Problem statement –
Starting from the line containing "What data populates", write out the rest of the entries exactly, through the final line, including nothing else.
↓↓↓
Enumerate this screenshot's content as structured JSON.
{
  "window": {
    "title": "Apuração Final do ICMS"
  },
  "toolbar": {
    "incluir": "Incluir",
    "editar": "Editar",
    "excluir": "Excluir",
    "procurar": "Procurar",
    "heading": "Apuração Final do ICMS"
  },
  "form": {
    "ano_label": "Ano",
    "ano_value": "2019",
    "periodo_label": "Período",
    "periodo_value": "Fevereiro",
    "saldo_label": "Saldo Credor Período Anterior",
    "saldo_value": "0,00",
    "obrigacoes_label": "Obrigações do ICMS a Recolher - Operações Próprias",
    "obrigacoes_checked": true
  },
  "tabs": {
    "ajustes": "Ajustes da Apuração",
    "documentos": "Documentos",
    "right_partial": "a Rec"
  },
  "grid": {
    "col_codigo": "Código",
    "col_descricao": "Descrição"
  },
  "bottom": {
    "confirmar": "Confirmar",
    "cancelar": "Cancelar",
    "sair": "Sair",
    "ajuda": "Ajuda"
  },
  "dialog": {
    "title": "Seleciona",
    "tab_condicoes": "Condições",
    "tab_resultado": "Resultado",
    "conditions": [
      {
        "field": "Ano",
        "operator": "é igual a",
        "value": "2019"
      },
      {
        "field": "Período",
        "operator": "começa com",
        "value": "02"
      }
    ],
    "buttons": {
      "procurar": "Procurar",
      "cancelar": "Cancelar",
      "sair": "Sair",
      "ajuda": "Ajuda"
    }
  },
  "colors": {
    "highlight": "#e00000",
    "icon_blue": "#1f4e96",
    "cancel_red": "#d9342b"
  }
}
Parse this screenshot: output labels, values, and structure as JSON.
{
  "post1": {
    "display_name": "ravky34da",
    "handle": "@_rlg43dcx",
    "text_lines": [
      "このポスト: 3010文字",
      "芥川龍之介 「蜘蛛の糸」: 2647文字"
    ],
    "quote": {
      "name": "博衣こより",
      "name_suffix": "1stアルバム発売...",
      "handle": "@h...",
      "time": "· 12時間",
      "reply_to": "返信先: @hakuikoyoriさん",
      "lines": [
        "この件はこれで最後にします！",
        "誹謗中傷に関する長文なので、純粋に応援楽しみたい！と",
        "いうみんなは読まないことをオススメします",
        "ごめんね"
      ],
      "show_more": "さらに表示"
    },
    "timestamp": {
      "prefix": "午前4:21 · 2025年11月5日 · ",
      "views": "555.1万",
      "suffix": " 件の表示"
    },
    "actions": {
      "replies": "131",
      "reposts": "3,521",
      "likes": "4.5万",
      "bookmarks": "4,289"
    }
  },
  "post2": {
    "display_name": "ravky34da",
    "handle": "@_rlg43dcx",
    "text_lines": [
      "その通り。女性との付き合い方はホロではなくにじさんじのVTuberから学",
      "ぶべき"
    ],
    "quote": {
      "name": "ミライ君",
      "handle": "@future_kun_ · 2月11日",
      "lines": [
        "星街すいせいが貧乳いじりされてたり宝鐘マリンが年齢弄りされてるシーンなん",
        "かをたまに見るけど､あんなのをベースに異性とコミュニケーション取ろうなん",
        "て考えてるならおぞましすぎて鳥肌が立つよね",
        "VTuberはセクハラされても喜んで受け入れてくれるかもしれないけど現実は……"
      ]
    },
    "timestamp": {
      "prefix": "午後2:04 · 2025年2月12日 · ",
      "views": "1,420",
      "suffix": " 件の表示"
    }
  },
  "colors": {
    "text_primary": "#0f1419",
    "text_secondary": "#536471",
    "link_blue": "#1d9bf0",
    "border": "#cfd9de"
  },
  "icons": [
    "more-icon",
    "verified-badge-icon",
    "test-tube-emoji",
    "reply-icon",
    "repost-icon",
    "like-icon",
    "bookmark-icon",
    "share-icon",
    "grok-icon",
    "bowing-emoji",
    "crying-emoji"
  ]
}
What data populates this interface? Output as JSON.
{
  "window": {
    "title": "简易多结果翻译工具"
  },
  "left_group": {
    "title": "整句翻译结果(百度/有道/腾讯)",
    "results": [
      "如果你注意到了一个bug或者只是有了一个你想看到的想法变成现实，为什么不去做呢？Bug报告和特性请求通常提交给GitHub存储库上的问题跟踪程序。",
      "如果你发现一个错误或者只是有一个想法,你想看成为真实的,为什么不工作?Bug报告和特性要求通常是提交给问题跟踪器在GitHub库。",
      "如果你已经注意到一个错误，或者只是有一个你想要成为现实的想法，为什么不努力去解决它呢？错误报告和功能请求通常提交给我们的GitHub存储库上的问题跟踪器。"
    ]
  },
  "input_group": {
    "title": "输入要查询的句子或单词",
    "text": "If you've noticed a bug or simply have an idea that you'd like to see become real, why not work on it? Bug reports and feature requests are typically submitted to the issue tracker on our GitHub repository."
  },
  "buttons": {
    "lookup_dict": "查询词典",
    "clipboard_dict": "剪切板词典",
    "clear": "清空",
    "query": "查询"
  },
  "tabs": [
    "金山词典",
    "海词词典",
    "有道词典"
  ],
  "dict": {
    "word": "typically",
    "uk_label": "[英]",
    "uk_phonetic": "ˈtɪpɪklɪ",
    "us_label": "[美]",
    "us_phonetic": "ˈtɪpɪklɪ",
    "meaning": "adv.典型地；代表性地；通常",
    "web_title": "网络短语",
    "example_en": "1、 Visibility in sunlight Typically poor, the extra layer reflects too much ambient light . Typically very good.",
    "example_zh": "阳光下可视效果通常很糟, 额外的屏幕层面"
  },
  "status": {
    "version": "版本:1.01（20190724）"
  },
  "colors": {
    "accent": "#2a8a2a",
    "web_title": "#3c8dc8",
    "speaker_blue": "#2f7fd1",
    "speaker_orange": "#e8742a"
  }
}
↑↑↑
Written solution –
What data populates this interface? Output as JSON.
{
  "window": {
    "title": "简易多结果翻译工具"
  },
  "left_group": {
    "title": "整句翻译结果(百度/有道/腾讯)",
    "results": [
      "如果你注意到了一个bug或者只是有了一个你想看到的想法变成现实，为什么不去做呢？Bug报告和特性请求通常提交给GitHub存储库上的问题跟踪程序。",
      "如果你发现一个错误或者只是有一个想法,你想看成为真实的,为什么不工作?Bug报告和特性要求通常是提交给问题跟踪器在GitHub库。",
      "如果你已经注意到一个错误，或者只是有一个你想要成为现实的想法，为什么不努力去解决它呢？错误报告和功能请求通常提交给我们的GitHub存储库上的问题跟踪器。"
    ]
  },
  "input_group": {
    "title": "输入要查询的句子或单词",
    "text": "If you've noticed a bug or simply have an idea that you'd like to see become real, why not work on it? Bug reports and feature requests are typically submitted to the issue tracker on our GitHub repository."
  },
  "buttons": {
    "lookup_dict": "查询词典",
    "clipboard_dict": "剪切板词典",
    "clear": "清空",
    "query": "查询"
  },
  "tabs": [
    "金山词典",
    "海词词典",
    "有道词典"
  ],
  "dict": {
    "word": "typically",
    "uk_label": "[英]",
    "uk_phonetic": "ˈtɪpɪklɪ",
    "us_label": "[美]",
    "us_phonetic": "ˈtɪpɪklɪ",
    "meaning": "adv.典型地；代表性地；通常",
    "web_title": "网络短语",
    "example_en": "1、 Visibility in sunlight Typically poor, the extra layer reflects too much ambient light . Typically very good.",
    "example_zh": "阳光下可视效果通常很糟, 额外的屏幕层面"
  },
  "status": {
    "version": "版本:1.01（20190724）"
  },
  "colors": {
    "accent": "#2a8a2a",
    "web_title": "#3c8dc8",
    "speaker_blue": "#2f7fd1",
    "speaker_orange": "#e8742a"
  }
}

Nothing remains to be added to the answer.